----- Input for this task
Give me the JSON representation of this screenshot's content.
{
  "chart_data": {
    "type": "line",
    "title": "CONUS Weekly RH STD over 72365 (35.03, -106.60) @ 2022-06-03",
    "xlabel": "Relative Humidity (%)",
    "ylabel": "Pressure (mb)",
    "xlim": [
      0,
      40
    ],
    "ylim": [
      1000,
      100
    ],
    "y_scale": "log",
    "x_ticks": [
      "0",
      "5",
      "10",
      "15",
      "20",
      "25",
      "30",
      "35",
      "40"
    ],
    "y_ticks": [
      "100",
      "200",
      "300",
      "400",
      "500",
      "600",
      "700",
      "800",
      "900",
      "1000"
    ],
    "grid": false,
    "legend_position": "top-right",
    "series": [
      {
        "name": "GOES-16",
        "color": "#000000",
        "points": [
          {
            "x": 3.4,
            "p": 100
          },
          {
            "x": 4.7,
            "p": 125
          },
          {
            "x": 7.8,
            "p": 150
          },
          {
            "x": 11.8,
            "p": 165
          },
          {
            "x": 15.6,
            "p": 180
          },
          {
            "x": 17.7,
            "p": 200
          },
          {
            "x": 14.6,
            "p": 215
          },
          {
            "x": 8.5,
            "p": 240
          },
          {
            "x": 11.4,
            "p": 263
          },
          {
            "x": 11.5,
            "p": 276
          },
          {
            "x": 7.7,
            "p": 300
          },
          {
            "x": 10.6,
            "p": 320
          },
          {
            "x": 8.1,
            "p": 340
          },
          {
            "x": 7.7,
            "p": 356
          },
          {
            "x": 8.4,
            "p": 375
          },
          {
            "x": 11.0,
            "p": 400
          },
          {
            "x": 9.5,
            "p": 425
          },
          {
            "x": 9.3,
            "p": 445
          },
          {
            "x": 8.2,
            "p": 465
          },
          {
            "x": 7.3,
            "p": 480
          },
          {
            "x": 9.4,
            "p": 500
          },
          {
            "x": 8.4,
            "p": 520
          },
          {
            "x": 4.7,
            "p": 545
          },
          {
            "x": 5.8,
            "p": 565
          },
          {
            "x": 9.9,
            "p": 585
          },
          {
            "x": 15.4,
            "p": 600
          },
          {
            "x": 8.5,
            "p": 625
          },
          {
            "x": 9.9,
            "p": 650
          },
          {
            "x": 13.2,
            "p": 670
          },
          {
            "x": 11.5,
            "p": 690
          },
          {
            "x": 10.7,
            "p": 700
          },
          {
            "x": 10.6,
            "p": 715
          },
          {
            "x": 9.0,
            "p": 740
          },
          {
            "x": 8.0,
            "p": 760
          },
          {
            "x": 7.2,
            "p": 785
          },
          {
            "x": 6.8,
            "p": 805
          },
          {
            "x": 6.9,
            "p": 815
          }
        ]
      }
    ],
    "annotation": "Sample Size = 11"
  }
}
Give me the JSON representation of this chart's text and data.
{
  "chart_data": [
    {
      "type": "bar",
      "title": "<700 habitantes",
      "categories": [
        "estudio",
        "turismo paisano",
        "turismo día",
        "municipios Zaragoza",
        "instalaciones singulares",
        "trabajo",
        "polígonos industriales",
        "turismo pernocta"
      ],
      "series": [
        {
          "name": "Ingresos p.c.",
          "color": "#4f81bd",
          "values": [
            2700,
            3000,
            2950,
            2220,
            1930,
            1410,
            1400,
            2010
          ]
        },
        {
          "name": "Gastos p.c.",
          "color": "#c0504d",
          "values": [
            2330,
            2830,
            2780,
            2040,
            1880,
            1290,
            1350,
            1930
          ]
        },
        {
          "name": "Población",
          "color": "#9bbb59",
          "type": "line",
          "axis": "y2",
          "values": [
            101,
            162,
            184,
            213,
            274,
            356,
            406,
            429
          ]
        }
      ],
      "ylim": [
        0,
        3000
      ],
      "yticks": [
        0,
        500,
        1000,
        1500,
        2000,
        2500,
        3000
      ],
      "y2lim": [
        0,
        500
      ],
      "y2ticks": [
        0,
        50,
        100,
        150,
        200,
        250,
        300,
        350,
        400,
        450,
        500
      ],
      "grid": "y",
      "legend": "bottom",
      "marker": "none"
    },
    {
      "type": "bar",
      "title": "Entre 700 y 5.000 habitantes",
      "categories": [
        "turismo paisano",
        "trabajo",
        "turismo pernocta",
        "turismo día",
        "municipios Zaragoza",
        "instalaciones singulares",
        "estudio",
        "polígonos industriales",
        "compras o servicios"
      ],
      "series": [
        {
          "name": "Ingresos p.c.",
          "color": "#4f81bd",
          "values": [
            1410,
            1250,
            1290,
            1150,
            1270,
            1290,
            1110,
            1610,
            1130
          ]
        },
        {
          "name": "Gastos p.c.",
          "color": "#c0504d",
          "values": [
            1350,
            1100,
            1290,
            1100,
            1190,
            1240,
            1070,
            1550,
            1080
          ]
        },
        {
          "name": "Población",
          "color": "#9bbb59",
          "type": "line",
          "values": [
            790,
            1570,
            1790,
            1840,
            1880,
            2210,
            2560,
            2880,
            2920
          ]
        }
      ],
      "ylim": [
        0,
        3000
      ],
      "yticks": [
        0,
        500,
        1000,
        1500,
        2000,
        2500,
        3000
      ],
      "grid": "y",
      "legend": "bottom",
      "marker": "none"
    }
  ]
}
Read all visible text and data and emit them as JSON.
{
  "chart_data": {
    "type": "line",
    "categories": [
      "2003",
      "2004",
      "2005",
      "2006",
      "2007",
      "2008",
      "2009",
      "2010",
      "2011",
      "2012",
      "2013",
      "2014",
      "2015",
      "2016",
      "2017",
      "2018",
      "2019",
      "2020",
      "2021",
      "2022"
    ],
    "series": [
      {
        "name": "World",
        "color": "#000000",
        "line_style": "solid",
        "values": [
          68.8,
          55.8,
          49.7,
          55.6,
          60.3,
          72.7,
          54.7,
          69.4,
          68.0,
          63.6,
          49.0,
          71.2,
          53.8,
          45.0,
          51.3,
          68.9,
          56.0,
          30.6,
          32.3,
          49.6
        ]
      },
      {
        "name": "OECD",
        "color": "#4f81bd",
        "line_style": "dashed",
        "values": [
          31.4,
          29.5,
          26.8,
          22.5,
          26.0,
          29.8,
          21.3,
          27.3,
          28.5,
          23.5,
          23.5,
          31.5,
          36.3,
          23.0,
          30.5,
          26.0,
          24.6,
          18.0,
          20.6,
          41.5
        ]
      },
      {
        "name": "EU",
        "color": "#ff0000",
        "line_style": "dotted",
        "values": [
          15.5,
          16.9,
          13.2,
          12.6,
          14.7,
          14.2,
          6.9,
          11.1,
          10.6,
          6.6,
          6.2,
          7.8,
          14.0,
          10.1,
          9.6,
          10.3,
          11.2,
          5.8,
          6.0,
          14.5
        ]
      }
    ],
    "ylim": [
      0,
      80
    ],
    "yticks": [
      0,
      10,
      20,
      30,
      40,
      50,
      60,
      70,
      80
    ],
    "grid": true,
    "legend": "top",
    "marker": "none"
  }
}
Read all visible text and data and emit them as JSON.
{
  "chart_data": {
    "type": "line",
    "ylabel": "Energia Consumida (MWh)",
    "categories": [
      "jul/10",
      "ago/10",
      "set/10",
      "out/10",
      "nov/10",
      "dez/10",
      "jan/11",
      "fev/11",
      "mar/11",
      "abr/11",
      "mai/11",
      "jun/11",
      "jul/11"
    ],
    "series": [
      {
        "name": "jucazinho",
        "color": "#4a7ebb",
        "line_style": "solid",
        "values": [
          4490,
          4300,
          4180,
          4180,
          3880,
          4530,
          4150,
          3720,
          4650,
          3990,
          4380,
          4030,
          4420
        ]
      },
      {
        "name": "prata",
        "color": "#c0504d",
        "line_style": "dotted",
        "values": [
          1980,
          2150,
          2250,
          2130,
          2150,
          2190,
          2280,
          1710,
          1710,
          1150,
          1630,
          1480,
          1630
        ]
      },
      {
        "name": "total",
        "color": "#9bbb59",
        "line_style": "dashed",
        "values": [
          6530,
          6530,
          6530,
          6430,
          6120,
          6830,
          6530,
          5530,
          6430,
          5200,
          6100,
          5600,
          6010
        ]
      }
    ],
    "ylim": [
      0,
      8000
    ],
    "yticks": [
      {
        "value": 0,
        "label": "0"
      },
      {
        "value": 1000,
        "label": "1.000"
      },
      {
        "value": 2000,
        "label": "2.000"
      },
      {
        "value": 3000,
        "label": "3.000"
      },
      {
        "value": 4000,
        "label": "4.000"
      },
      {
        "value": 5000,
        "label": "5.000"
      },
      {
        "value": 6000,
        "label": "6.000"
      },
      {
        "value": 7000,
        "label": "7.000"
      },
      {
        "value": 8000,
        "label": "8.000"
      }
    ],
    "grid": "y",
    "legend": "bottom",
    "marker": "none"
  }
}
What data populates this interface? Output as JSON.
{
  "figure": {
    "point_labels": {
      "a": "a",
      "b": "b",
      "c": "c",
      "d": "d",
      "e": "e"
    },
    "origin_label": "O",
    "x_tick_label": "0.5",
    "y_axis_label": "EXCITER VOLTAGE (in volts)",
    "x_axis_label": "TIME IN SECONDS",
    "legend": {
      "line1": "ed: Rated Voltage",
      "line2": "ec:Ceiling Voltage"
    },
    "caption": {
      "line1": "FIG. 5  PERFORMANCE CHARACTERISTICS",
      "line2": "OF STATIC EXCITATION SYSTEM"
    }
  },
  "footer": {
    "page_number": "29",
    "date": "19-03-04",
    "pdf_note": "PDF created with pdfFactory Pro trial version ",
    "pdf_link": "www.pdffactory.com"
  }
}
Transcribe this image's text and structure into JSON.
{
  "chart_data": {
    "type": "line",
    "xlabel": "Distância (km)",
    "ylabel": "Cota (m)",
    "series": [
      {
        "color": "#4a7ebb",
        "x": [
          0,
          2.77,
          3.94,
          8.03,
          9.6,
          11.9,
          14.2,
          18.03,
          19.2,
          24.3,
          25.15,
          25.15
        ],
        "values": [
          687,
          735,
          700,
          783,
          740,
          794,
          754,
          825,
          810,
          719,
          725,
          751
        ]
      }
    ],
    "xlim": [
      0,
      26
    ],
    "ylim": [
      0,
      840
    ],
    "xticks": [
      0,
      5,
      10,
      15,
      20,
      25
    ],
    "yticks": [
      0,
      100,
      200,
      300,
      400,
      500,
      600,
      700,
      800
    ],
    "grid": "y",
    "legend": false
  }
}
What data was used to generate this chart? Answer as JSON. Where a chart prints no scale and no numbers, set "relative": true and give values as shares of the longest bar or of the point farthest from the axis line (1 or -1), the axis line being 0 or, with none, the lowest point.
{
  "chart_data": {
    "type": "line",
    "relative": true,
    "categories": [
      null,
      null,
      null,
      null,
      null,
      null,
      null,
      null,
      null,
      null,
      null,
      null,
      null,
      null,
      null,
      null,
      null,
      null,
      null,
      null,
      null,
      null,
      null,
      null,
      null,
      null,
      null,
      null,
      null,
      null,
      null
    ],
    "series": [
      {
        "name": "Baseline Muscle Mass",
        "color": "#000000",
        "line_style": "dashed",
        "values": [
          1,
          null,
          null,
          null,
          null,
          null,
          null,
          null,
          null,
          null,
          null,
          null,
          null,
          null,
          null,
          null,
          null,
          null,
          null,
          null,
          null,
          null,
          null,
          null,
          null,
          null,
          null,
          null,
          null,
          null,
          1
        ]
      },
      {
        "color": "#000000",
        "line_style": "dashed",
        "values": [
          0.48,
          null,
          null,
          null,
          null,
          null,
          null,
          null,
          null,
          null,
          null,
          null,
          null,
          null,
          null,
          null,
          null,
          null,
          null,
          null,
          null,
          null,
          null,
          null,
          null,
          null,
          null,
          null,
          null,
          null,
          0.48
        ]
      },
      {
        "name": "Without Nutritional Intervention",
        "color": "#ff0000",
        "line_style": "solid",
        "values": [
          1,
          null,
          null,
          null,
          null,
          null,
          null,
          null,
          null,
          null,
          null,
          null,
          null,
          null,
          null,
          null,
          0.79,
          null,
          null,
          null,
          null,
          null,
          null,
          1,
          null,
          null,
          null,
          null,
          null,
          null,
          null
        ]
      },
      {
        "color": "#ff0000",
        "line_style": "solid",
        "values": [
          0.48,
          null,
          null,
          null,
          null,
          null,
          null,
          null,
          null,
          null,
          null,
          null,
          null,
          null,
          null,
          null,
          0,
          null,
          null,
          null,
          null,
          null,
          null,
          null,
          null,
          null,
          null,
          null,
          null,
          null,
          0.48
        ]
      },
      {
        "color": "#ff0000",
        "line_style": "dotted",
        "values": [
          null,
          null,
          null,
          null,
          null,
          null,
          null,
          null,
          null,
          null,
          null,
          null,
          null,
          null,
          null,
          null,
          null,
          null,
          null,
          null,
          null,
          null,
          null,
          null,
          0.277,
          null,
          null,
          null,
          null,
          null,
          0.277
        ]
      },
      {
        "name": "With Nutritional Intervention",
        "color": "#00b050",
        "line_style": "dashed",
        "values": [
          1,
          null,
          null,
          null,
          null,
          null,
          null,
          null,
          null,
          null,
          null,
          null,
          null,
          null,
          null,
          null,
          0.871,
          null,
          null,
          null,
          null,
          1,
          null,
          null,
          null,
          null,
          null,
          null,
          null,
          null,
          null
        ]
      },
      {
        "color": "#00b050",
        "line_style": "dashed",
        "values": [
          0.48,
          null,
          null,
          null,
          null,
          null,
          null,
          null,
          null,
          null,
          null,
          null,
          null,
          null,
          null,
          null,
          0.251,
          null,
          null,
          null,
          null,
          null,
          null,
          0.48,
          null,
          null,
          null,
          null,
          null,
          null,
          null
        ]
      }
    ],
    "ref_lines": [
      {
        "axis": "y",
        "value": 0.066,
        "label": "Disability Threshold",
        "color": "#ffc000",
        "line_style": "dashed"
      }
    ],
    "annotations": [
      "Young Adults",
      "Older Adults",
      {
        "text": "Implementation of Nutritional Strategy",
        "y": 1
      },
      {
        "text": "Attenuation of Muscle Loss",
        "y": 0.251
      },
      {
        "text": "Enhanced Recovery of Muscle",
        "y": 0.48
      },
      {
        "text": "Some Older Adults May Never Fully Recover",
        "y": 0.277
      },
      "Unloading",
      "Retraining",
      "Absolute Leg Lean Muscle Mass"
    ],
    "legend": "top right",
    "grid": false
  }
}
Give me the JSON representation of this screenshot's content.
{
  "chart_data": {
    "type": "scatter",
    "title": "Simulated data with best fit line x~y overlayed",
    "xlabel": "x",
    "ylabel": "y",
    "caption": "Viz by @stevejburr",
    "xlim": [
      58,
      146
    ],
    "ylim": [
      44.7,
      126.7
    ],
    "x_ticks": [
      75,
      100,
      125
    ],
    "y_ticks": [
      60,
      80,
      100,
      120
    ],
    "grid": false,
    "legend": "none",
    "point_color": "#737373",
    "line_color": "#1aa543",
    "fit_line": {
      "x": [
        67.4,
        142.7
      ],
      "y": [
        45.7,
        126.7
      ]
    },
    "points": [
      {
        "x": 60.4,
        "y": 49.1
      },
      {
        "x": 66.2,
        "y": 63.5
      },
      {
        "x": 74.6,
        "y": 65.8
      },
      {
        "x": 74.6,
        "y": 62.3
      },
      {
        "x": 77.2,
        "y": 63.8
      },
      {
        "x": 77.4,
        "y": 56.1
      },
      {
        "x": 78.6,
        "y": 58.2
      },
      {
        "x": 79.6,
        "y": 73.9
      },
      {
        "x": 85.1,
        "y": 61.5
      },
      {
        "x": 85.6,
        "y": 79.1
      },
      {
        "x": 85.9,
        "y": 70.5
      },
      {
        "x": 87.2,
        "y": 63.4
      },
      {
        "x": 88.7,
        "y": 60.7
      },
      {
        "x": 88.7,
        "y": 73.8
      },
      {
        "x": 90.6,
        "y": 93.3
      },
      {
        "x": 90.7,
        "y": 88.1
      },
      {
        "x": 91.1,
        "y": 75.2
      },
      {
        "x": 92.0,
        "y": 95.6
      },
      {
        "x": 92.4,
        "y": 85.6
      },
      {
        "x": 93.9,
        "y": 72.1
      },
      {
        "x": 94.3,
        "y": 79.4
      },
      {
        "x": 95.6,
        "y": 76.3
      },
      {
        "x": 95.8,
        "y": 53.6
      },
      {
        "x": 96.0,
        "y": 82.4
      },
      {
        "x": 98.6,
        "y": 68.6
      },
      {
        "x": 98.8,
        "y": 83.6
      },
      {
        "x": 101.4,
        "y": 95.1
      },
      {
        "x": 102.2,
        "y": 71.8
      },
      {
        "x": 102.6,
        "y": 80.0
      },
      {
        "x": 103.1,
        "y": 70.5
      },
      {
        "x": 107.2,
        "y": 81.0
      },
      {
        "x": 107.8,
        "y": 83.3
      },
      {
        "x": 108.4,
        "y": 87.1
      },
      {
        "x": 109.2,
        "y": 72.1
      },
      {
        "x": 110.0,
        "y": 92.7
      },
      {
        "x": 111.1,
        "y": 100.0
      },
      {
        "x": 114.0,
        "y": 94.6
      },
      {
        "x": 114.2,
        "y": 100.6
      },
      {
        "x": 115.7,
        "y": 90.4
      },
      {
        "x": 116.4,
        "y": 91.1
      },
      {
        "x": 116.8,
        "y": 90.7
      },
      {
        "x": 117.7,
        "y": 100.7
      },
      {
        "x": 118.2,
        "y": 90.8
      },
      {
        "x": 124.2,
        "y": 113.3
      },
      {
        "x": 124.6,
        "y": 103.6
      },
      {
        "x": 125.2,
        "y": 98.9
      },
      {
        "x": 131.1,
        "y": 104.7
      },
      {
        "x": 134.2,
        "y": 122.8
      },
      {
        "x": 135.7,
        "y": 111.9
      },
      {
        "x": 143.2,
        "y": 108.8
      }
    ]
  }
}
----------
- Task to carry out -
How many of the lines above include the string "JSON"? Answer with the number only.

- The response -
8